■ Selected extract ■
⁂
July 27, 2020

 

Milk from dairy farm in Maine, US, found to have highest level of contamination recorded

 


Harmful levels of a substance known as a "forever chemical" were discovered in milk obtained from a dairy farm in Central Maine, the United States, the Portland Press Herald reported.


The level were 60 to 150 times higher than health standards, sparking a state investigation and raising new concerns about  polyfluoroalkyl substances (PFAS) contamination on farms.


The levels of contamination in the farm's milk are the highest, by far, documented in Maine for an agricultural setting and, at 32,200 parts per trillion, potentially the highest ever recorded in milk in the country.


In fact, samples collected from the unnamed farm had 23 times as much PFAS – industrial compounds linked to cancer and other health problems – as were found at a York County dairy that drew national attention to the issue of potentially contaminated milk.


"They were very startling and very concerning for this individual farm, and certainly not something that we were expecting," said Nancy McBrady, director of the Maine Department of Agriculture, Conservation and Forestry's Bureau of Agriculture, Food and Rural Resources.


Despite this recent development, consumers were not at risk from the contaminated milk as it was diluted following mixing with milk from other farms at the processing plant, according to McBrady and other officials with the department.


The department also said the farm has stopped selling milk and beef, but it did not identify the farm or the processor in a public statement about the contamination.
⁂
■ Supplied material ■
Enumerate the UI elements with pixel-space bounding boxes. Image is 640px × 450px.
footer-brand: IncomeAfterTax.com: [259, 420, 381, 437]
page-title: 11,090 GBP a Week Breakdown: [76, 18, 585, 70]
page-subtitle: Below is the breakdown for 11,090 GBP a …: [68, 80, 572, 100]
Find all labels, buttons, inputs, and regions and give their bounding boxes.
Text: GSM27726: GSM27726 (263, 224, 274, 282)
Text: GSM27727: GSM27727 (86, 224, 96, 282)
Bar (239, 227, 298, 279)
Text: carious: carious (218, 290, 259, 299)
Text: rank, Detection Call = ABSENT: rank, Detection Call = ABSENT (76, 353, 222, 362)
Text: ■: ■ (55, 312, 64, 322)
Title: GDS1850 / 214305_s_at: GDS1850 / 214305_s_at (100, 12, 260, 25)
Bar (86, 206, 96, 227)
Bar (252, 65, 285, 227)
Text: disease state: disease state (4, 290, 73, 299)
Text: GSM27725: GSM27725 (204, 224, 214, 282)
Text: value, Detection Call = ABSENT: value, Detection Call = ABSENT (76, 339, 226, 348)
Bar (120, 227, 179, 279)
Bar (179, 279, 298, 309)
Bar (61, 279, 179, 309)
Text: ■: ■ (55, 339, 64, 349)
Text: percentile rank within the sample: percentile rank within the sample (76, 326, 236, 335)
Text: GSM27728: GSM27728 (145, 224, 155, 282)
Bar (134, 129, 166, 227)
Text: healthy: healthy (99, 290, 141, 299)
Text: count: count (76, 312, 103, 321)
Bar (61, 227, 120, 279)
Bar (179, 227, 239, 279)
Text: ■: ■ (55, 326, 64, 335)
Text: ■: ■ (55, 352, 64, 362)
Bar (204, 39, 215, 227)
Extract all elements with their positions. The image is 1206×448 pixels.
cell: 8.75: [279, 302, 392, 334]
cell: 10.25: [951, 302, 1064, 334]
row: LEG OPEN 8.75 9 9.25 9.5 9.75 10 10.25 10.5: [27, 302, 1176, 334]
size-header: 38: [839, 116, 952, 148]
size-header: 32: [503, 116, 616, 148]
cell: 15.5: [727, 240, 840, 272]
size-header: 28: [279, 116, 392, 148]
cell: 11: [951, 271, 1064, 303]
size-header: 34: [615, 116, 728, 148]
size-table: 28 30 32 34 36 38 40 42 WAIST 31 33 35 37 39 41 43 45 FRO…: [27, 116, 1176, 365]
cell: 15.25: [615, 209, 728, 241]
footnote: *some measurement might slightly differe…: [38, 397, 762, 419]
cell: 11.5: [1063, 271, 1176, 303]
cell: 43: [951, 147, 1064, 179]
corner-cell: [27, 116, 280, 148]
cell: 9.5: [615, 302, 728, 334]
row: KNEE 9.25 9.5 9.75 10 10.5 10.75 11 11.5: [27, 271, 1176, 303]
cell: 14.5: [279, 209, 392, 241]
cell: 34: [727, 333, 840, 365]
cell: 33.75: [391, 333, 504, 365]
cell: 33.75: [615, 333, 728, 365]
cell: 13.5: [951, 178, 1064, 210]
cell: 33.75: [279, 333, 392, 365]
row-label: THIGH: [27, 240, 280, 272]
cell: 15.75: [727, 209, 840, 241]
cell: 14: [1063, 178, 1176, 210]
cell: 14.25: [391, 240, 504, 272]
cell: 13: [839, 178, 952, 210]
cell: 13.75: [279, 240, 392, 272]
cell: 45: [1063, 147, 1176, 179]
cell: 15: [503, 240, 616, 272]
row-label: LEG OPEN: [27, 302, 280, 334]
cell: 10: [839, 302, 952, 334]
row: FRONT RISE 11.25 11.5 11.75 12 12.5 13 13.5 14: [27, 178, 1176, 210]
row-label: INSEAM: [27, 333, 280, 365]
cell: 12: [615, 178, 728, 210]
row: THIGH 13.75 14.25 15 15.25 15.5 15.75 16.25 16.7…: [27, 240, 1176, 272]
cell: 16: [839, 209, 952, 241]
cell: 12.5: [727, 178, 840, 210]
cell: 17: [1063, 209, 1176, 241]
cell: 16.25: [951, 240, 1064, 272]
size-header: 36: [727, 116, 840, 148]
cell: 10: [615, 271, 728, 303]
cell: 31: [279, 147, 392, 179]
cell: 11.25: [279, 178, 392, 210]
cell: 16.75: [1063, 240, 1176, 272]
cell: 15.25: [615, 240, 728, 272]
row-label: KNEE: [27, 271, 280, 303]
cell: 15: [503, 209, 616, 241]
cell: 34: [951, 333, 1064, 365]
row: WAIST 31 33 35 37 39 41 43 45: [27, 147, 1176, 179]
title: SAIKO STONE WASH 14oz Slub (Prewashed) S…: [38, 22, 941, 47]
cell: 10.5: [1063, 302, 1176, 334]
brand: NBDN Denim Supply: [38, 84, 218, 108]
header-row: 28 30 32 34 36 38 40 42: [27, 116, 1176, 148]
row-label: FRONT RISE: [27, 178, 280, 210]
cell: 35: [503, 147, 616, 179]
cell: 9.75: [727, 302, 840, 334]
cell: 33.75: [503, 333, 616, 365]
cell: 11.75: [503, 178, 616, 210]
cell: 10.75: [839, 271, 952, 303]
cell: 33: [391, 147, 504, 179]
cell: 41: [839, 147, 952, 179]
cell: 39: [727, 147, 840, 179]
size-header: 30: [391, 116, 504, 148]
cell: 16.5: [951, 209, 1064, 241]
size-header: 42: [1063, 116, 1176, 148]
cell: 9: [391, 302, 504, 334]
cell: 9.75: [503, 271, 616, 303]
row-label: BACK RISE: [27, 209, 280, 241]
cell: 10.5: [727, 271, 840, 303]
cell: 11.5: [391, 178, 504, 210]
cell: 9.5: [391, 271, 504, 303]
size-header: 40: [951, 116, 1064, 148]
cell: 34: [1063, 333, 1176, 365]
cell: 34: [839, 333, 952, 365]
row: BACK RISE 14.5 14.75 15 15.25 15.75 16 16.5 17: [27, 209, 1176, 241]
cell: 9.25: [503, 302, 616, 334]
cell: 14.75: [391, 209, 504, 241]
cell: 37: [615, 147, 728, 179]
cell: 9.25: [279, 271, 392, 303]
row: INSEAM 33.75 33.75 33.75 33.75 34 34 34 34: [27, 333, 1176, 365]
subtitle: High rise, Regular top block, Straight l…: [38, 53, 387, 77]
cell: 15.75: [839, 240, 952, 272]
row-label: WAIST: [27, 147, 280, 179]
⁂
■ Work instruction 1 ■
From the Maine milk contamination article, return the passage that begins at the words "The level were" and stops after "in the country.".
■ Work instruction 2 ■
In the Maine milk contamination article, what PFAS level was found in the farm's milk?
■ Work instruction 3 ■
Name every news outlet, government department, or bureau mentioned in the Maine milk contamination article.
The records have no part in this work.

■ Task output 1 ■
The level were 60 to 150 times higher than health standards, sparking a state investigation and raising new concerns about  polyfluoroalkyl substances (PFAS) contamination on farms.


The levels of contamination in the farm's milk are the highest, by far, documented in Maine for an agricultural setting and, at 32,200 parts per trillion, potentially the highest ever recorded in milk in the country.

■ Task output 2 ■
32,200 parts per trillion

■ Task output 3 ■
- Portland Press Herald
- Maine Department of Agriculture, Conservation and Forestry
- Bureau of Agriculture, Food and Rural Resources